**Directions:** Copy each line that contains the word "Badger".

Collected data entries:
..........
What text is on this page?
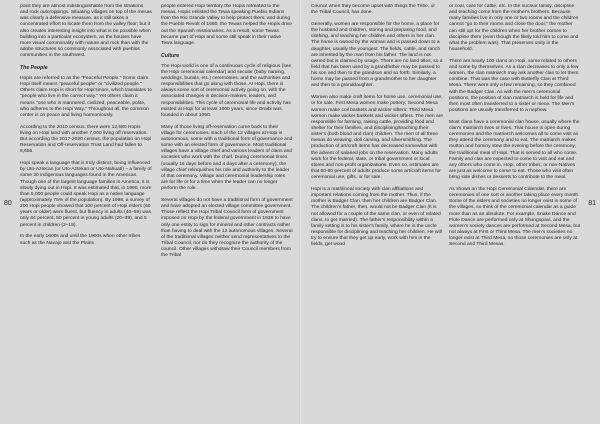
80	81

point they are almost indistinguishable from the striations and rock outcroppings. Situating villages on top of the mesas was clearly a defensive measure, as it still takes a concentrated effort to locate them from the valley floor; but it also creates interesting insight into what is be possible when building into a particular ecosystem, as the houses have more visual commonality with nature and rock than with the adobe structures so commonly associated with pueblos communities in the southwest.

The People

Hopis are referred to as the "Peaceful People." Some claim Hopi itself means "peaceful people" or "civilized people." Others claim Hopi is short for Hopi'sinom, which translates to "people who live in the correct way." Yet others claim it means "one who is mannered, civilized, peaceable, polite, who adheres to the Hopi Way." Throughout all, the common center is on peace and living harmoniously.

According to the 2010 census, there were 12,580 Hopis living on Hopi land with another 7,000 living off reservation. But according the 2017-2020 census, the population on Hopi Reservation and Off-reservation Trust Land had fallen to 8,655.

Hopi speak a language that is truly distinct, being influenced by Uto-Aztecan (or Uto-Aztekan or Uto-Nahuatl) – a family of some 30 indigenous languages found in the Americas. Though one of the largest language families in America, it is slowly dying out in Hopi. It was estimated that, in 1990, more than 5,000 people could speak Hopi as a native language (approximately 75% of the population). By 1998, a survey of 200 Hopi people showed that 100 percent of Hopi elders (60 years or older) were fluent, but fluency in adults (40–59) was only 84 percent, 50 percent in young adults (20–39), and 5 percent in children (2–19).

In the early 1600s and until the 1900s when other tribes such as the Navajo and the Plains

people entered Hopi territory the Hopis retreated to the mesas. Hopis enlisted the Tewa speaking Pueblo Indians from the Rio Grande Valley to help protect them; and during the Pueblo Revolt of 1680, the Tewas helped the Hopis drive out the Spanish missionaries. As a result, some Tewas became part of Hopi and some still speak in their native Tewa language.

Culture

The Hopi world is one of a continuous cycle of religious (see the Hopi ceremonial calendar) and secular (baby naming, weddings, burials, etc.) ceremonies, and the authorities and responsibilities that go along with those. At Hopi, there is always some sort of ceremonial activity going on, with the associated changes in decision-makers, leaders, and responsibilities. This cycle of ceremonial life and activity has existed at Hopi for at least 1000 years, since Oraibi was founded in about 1050.

Many of those living off-reservation come back to their village for ceremonies. Each of the 12 villages at Hopi is autonomous, some with a traditional form of governance and some with an elected form of governance. Most traditional villages have a village chief and various leaders of clans and societies who work with the chief. During ceremonial times (usually 16 days before and 4 days after a ceremony), the village chief relinquishes his role and authority to the leader of that ceremony. Village and ceremonial leadership roles are for life or for a time when the leader can no longer perform the role.

Several villages do not have a traditional form of government and have adopted an elected village committee government. Those reflect the Hopi Tribal Council form of government imposed on Hopi by the federal government in 1936 to have only one entity to sign for mineral and other contracts rather than having to deal with the 12 autonomous villages. Several of the traditional villages neither send representatives to the Tribal Council, nor do they recognize the authority of the council. Other villages withdraw their Council members from the Tribal

Council when they become upset with things the Tribe, or the Tribal Council, has done.

Generally, women are responsible for the home, a place for the husband and children, storing and preparing food, and clothing, and teaching her children and others in her clan. The home is owned by the woman and is passed down to a daughter, usually the youngest. The fields, cattle, and ranch are inherited by the man from his father. The land is not owned but is claimed by usage. There are no land titles, so a field that has been used by a grandfather may be passed to his son and then to the grandson and so forth. Similarly, a home may be passed from a grandmother to her daughter and then to a granddaughter.

Women also make craft items for home use, ceremonial use, or for sale. First Mesa women make pottery; Second Mesa women make coil baskets and wicker sifters; Third Mesa women make wicker baskets and wicker sifters. The men are responsible for farming, raising cattle, providing food and shelter for their families, and disciplining/teaching their sister's (both blood and clan) children. The men of all three mesas do weaving, doll carving, and silversmithing. The production of art/craft items has decreased somewhat with the advent of salaried jobs on the reservation. Many adults work for the federal, state, or tribal government or local stores and non-profit organizations. Even so, estimates are that 60-80 percent of adults produce some art/craft items for ceremonial use, gifts, or for sale.

Hopi is a matrilineal society with clan affiliations and important relations coming from the mother. Thus, if the mother is Badger Clan, then her children are Badger Clan. The children's father, then, would not be Badger Clan (it is not allowed for a couple of the same clan, or even of related clans, to get married). The father's responsibility within a family setting is to his sister's family, where he is the uncle responsible for disciplining and teaching her children. He will try to ensure that they get up early, work with him in the fields, get wood

or coal, care for cattle, etc. In the nuclear family, discipline and teaching come from the mother's brothers. Because many families live in only one or two rooms and the children cannot "go to their rooms and close the door," the mother can still opt for the children when her brother comes to discipline them (even though the likely told him to come and what the problem was). That preserves unity in the household.

There are nearly 100 clans on Hopi, some related to others and some by themselves. As a clan decreases to only a few women, the clan matriarch may ask another clan to let them combine. That was the case with Butterfly Clan at Third Mesa. There were only a few remaining, so they combined with the Badger Clan. As with the men's ceremonial positions, the position of clan matriarch is held for life and then most often transferred to a sister or niece. The Men's positions are usually transferred to a nephew.

Most clans have a ceremonial clan house, usually where the clan's matriarch lives or lives. That house is open during ceremonies and the matriarch welcomes all to come visit as they attend the ceremony and to eat. The matriarch makes mutton and hominy stew the evening before the ceremony, the traditional meal of Hopi. That is served to all who come. Family and clan are expected to come to visit and eat and any others who come in, Hopi, other tribes, or non-Natives are just as welcome to come to eat. Those who visit often bring side dishes or desserts to contribute to the meal.

As shown on the Hopi Ceremonial Calendar, there are ceremonies of one sort or another taking place every month. Some of the elders and societies no longer exist in some of the villages, so think of the ceremonial calendar as a guide more than as an absolute. For example, Snake Dance and Flute Dance are performed only at Shungopavi, and the women's society dances are performed at Second Mesa, but not always at First or Third Mesa. The men's societies no longer exist at Third Mesa, so those ceremonies are only at Second and Third Mesas.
..........
**Result of this task:**
Hopi is a matrilineal society with clan affiliations and important relations coming from the mother. Thus, if the mother is Badger Clan, then her children are Badger Clan. The children's father, then, would not be Badger Clan (it is not allowed for a couple of the same clan, or even of related clans, to get married). The father's responsibility within a family setting is to his sister's family, where he is the uncle responsible for disciplining and teaching her children. He will try to ensure that they get up early, work with him in the fields, get wood
There are nearly 100 clans on Hopi, some related to others and some by themselves. As a clan decreases to only a few women, the clan matriarch may ask another clan to let them combine. That was the case with Butterfly Clan at Third Mesa. There were only a few remaining, so they combined with the Badger Clan. As with the men's ceremonial positions, the position of clan matriarch is held for life and then most often transferred to a sister or niece. The Men's positions are usually transferred to a nephew.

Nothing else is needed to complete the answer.